--- start ---

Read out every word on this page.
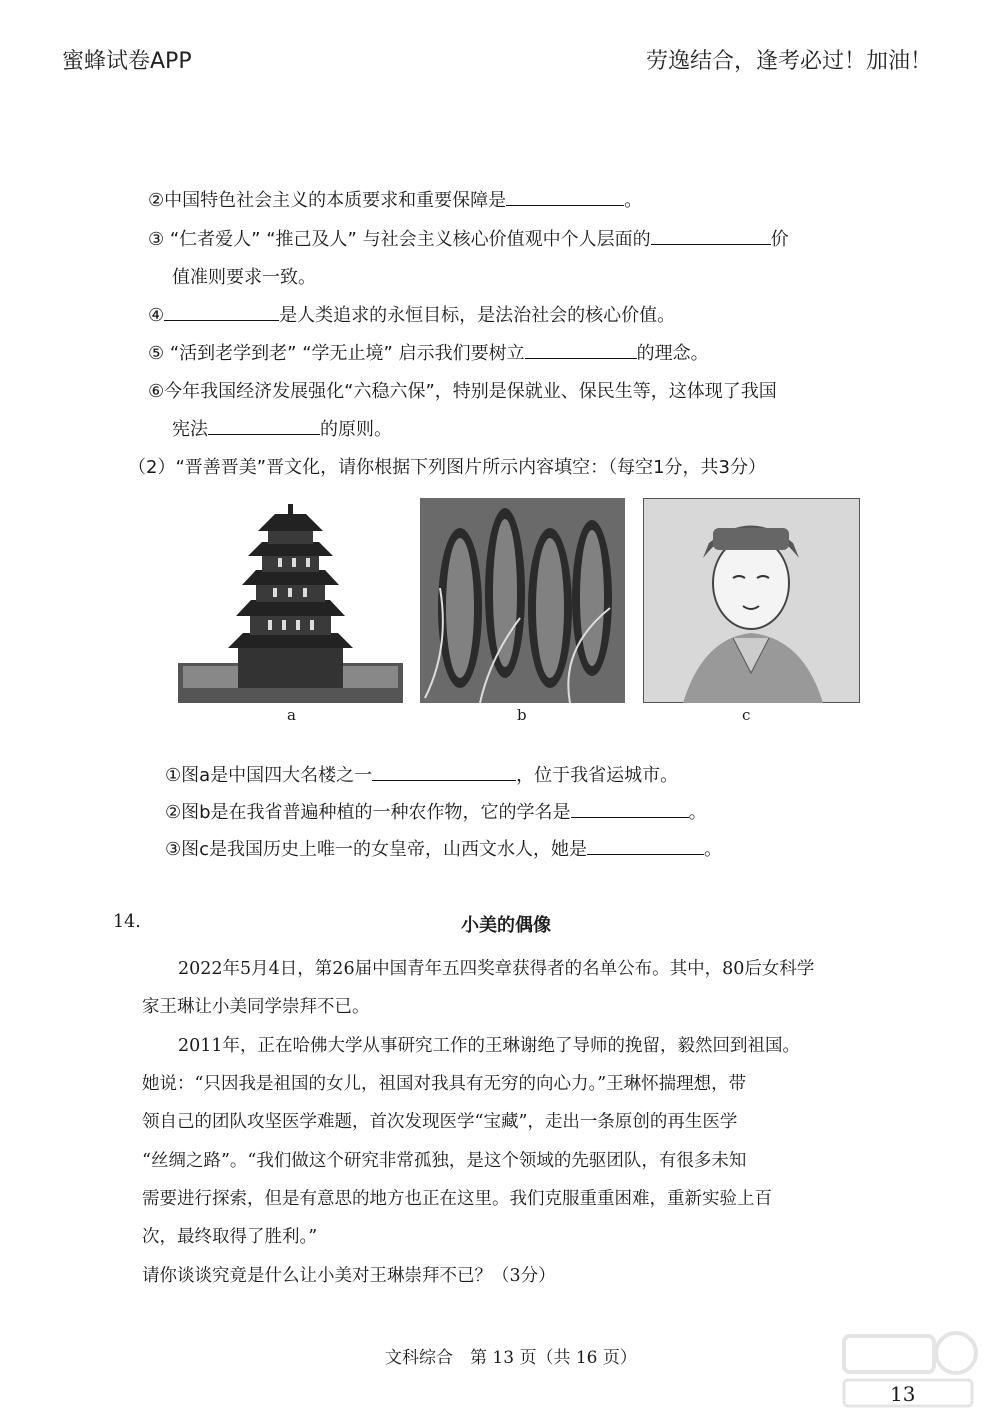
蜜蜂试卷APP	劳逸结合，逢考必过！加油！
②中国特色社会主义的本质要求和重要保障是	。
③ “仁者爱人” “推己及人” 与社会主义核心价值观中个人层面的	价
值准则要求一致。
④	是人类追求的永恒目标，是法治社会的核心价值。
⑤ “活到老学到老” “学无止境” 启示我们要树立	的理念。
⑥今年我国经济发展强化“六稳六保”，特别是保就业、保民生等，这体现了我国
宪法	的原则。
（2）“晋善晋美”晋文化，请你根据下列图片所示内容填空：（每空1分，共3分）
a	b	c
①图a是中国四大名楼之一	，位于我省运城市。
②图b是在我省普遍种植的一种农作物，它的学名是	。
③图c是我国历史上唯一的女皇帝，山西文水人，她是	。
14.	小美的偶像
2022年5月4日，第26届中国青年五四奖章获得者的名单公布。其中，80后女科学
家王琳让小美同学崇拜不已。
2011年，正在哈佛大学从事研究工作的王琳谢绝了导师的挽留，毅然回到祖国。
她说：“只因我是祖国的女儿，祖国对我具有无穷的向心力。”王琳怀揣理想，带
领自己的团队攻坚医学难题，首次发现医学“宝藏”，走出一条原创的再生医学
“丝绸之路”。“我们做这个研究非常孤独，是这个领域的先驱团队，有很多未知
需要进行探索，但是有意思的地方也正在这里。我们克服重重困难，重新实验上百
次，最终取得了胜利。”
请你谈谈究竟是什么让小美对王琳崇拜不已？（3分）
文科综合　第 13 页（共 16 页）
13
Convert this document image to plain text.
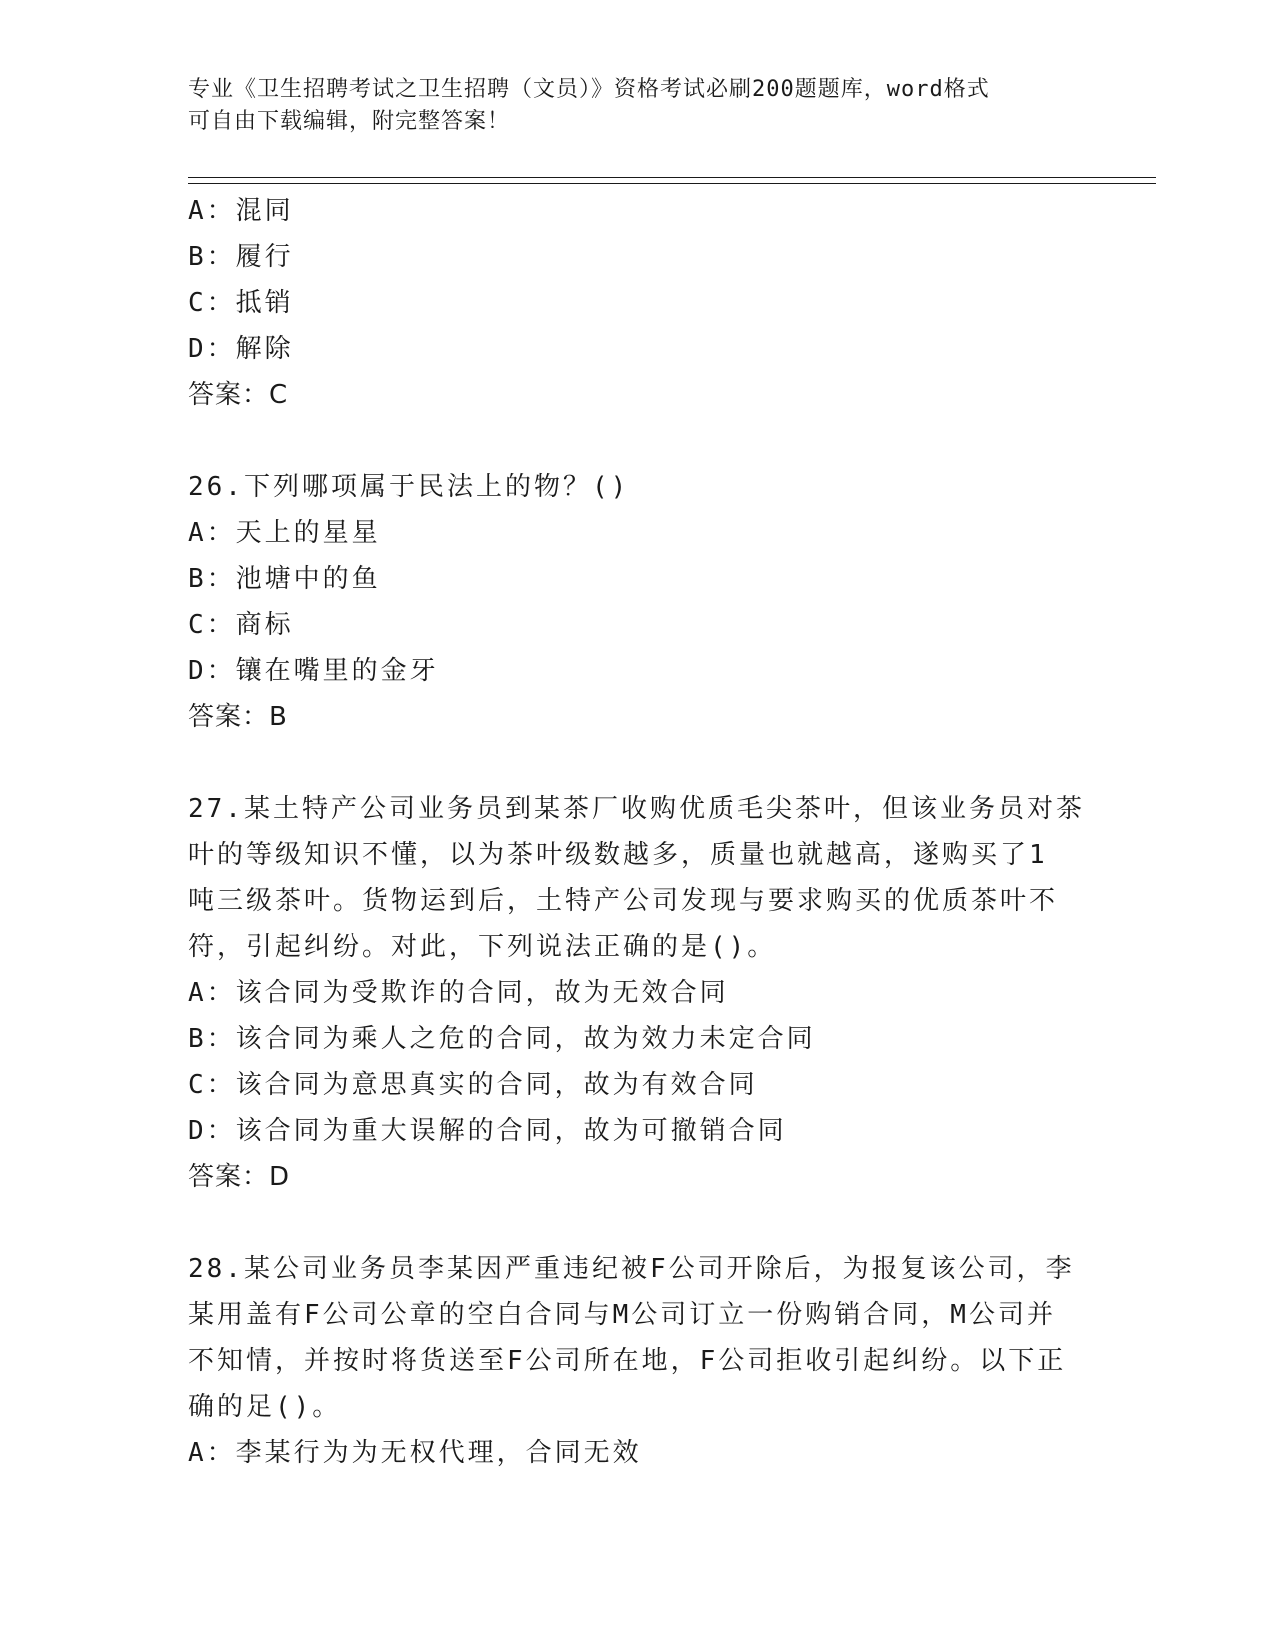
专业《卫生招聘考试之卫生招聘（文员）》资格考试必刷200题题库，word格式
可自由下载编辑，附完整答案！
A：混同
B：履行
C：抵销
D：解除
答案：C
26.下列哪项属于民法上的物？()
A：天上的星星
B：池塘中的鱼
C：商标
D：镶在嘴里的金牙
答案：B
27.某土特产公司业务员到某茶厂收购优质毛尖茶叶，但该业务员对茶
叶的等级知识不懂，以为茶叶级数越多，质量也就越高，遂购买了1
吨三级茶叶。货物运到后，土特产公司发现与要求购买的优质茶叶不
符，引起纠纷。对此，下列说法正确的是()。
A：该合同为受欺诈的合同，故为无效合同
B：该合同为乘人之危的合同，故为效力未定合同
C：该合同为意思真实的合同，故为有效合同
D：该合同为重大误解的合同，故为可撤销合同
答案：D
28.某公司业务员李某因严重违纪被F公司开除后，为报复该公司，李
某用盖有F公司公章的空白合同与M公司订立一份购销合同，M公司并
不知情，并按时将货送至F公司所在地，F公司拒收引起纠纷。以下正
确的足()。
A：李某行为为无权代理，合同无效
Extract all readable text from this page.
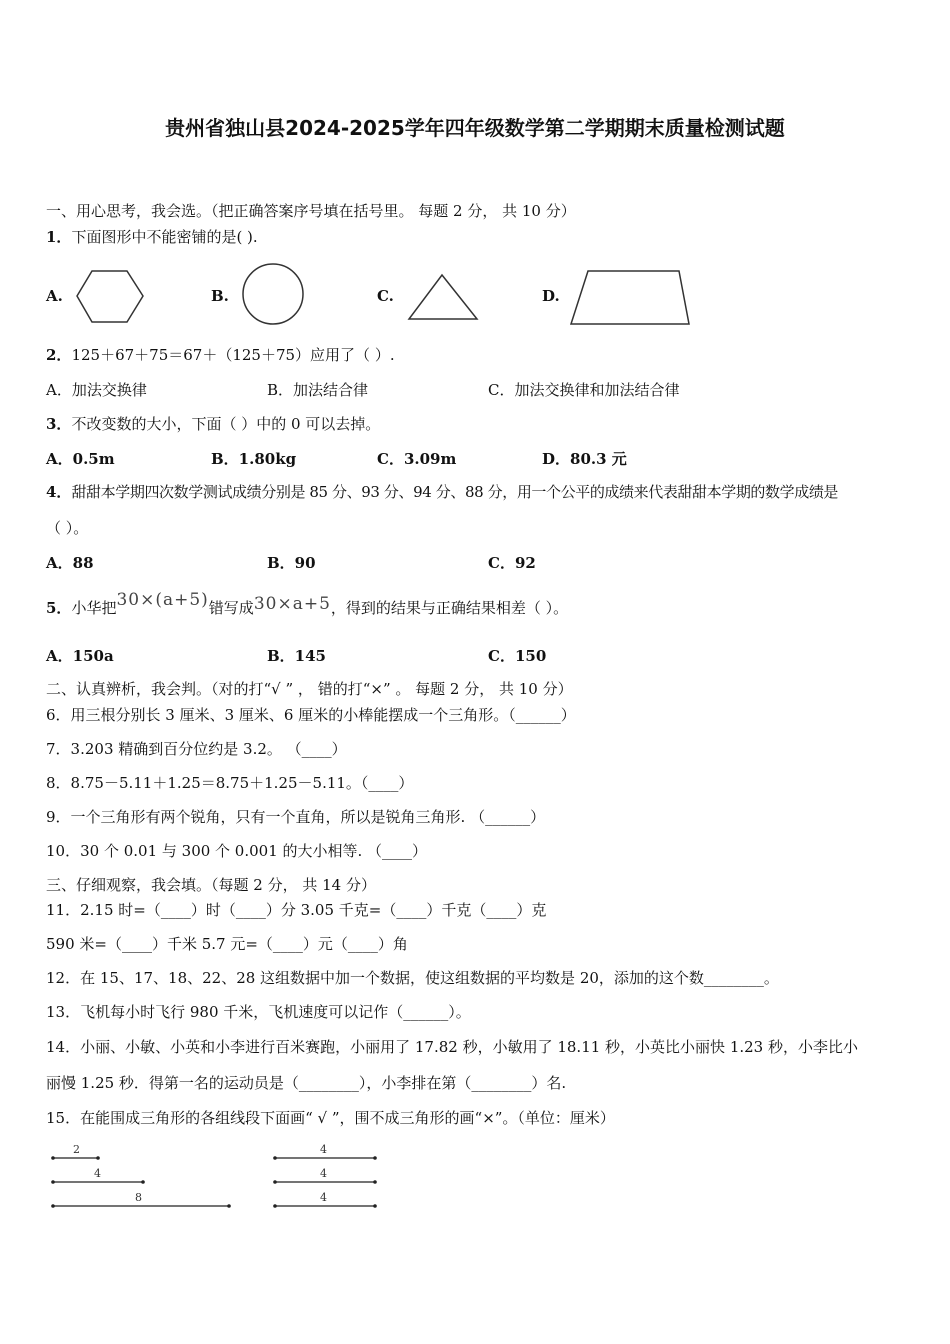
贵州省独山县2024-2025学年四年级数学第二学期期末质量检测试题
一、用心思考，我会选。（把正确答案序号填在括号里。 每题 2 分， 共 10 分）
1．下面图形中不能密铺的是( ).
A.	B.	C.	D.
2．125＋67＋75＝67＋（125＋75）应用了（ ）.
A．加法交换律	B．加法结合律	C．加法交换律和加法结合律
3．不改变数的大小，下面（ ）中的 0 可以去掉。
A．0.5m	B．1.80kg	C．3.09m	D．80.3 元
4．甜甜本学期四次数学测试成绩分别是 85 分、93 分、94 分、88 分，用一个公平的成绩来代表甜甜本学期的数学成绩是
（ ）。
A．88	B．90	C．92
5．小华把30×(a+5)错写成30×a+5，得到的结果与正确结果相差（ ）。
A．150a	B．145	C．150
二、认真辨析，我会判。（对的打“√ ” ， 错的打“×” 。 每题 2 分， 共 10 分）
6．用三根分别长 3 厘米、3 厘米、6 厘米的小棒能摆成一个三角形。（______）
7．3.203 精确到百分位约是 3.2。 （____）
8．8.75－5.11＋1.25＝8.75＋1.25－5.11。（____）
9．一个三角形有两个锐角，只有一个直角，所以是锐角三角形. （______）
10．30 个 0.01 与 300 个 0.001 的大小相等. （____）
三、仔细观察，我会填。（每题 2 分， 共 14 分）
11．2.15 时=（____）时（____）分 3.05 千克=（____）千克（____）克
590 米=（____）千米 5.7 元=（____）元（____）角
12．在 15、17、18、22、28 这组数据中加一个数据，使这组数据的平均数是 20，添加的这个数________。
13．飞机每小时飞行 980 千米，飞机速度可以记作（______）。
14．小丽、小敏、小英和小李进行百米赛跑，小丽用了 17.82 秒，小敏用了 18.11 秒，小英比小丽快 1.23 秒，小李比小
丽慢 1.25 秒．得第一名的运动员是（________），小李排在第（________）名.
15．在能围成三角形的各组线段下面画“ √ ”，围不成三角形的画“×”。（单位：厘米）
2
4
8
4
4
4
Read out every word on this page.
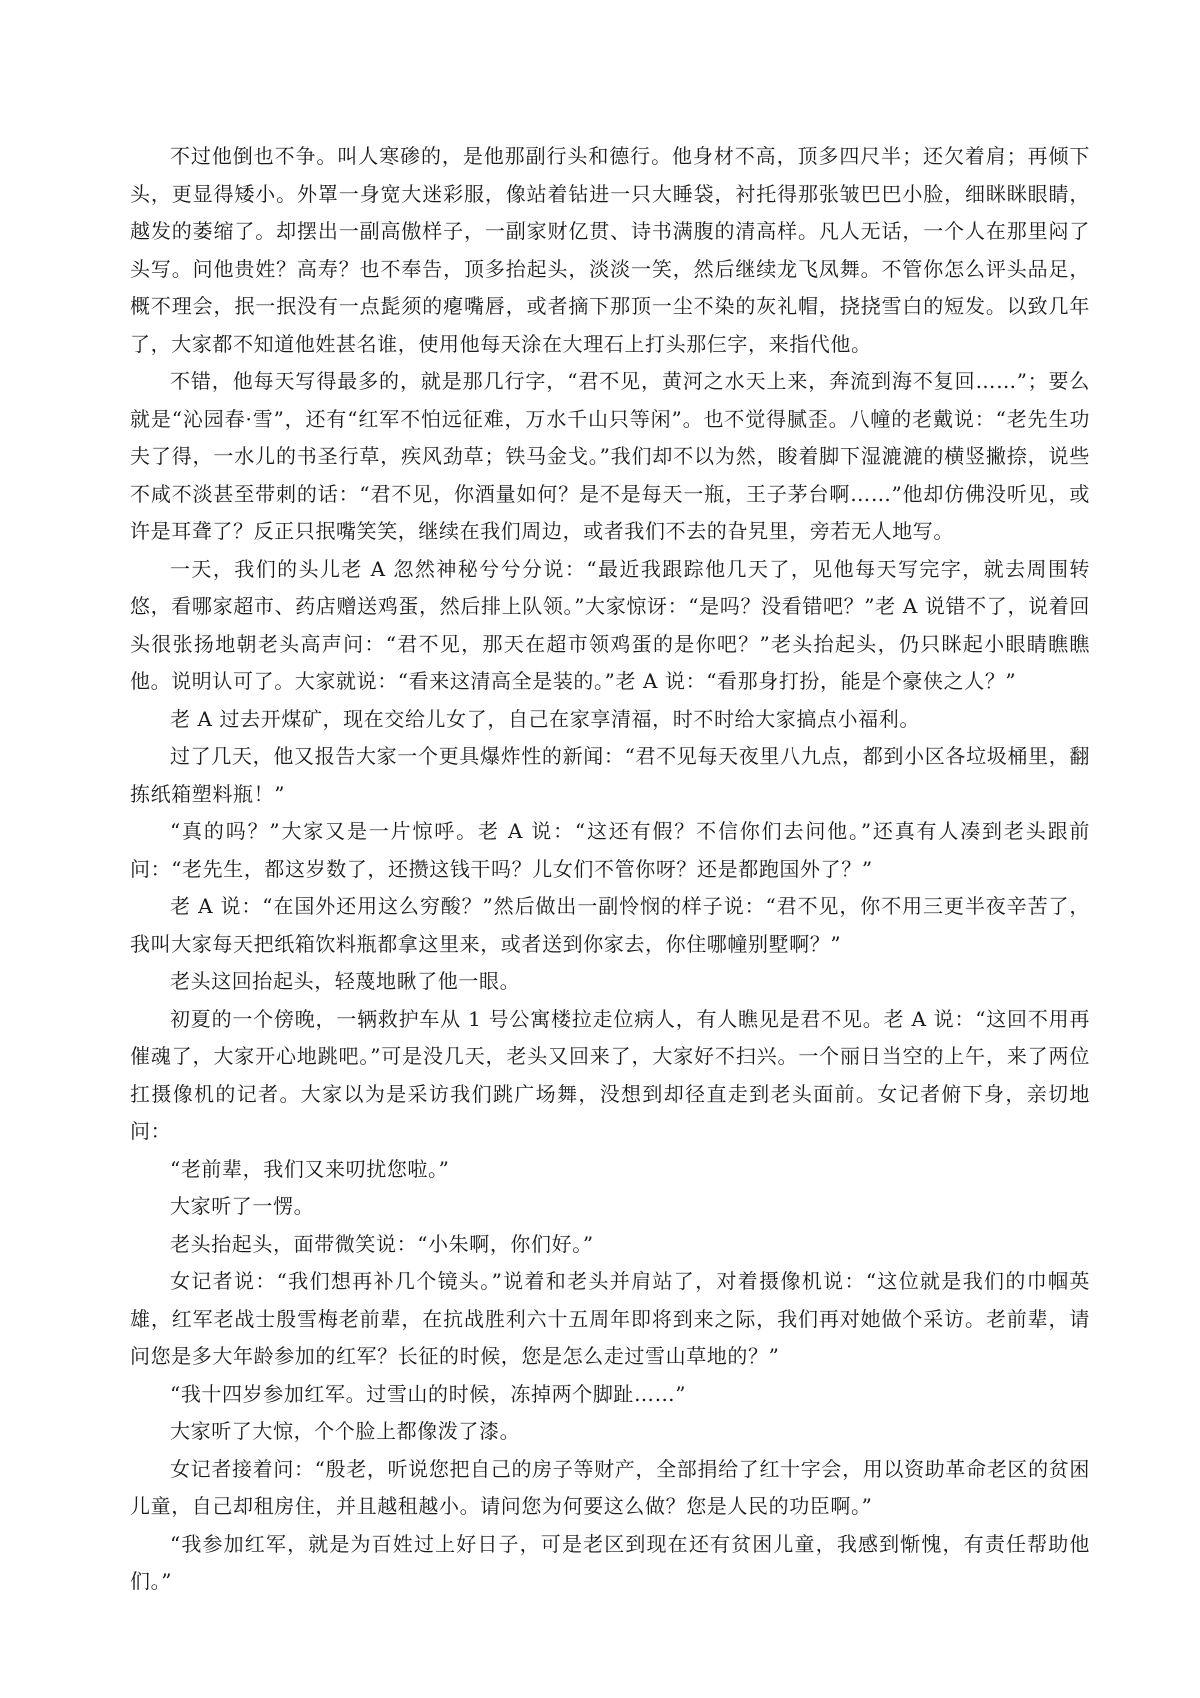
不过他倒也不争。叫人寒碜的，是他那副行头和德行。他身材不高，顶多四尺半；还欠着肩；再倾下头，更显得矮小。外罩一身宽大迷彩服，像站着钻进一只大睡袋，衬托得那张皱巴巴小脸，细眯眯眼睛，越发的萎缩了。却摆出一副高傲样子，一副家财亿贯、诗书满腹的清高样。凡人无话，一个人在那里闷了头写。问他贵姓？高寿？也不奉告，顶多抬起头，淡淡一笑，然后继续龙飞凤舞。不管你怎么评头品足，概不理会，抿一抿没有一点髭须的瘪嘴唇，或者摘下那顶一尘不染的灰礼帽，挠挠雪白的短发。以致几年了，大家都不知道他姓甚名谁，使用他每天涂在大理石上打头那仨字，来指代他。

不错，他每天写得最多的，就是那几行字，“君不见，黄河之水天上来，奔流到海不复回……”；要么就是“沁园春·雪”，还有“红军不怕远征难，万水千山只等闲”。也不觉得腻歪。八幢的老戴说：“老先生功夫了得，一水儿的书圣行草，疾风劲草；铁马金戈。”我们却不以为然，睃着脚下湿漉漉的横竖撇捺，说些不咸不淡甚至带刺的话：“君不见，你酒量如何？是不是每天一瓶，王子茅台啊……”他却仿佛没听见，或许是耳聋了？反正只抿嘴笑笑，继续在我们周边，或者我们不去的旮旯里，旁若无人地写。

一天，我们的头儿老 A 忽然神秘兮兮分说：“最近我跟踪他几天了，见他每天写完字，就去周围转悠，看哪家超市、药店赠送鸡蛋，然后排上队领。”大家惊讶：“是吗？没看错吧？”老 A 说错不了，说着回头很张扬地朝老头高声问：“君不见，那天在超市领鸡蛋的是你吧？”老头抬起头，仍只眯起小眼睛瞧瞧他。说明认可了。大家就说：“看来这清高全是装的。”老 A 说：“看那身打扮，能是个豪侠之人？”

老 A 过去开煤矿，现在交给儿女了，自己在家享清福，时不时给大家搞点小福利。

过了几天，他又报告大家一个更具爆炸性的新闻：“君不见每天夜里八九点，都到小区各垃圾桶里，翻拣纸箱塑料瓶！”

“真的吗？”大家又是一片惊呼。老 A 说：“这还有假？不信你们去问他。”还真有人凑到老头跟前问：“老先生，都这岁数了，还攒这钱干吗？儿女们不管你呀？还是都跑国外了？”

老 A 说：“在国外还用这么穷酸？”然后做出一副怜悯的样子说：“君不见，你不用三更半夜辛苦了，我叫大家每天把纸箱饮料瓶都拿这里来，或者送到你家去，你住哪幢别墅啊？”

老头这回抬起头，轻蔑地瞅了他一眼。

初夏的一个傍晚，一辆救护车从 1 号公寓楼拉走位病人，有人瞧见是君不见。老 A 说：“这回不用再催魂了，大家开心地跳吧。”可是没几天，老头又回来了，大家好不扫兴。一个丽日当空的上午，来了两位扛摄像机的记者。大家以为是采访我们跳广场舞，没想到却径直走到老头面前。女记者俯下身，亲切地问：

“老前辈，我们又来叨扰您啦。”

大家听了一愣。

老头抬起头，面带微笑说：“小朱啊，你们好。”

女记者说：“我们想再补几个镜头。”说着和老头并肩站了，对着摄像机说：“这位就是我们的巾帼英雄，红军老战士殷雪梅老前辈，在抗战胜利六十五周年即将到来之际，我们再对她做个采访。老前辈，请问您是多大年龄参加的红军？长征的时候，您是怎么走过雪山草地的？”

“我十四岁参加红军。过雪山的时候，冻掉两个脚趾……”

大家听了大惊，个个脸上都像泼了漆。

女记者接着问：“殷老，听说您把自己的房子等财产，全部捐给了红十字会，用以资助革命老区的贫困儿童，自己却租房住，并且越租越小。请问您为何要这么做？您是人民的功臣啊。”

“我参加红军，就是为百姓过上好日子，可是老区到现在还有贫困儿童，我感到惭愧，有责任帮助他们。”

--- end ---

## WHAT IS REQUIRED
Check each line above for the string "this" and report how many lines have it, giving only the number.

## RESULT
4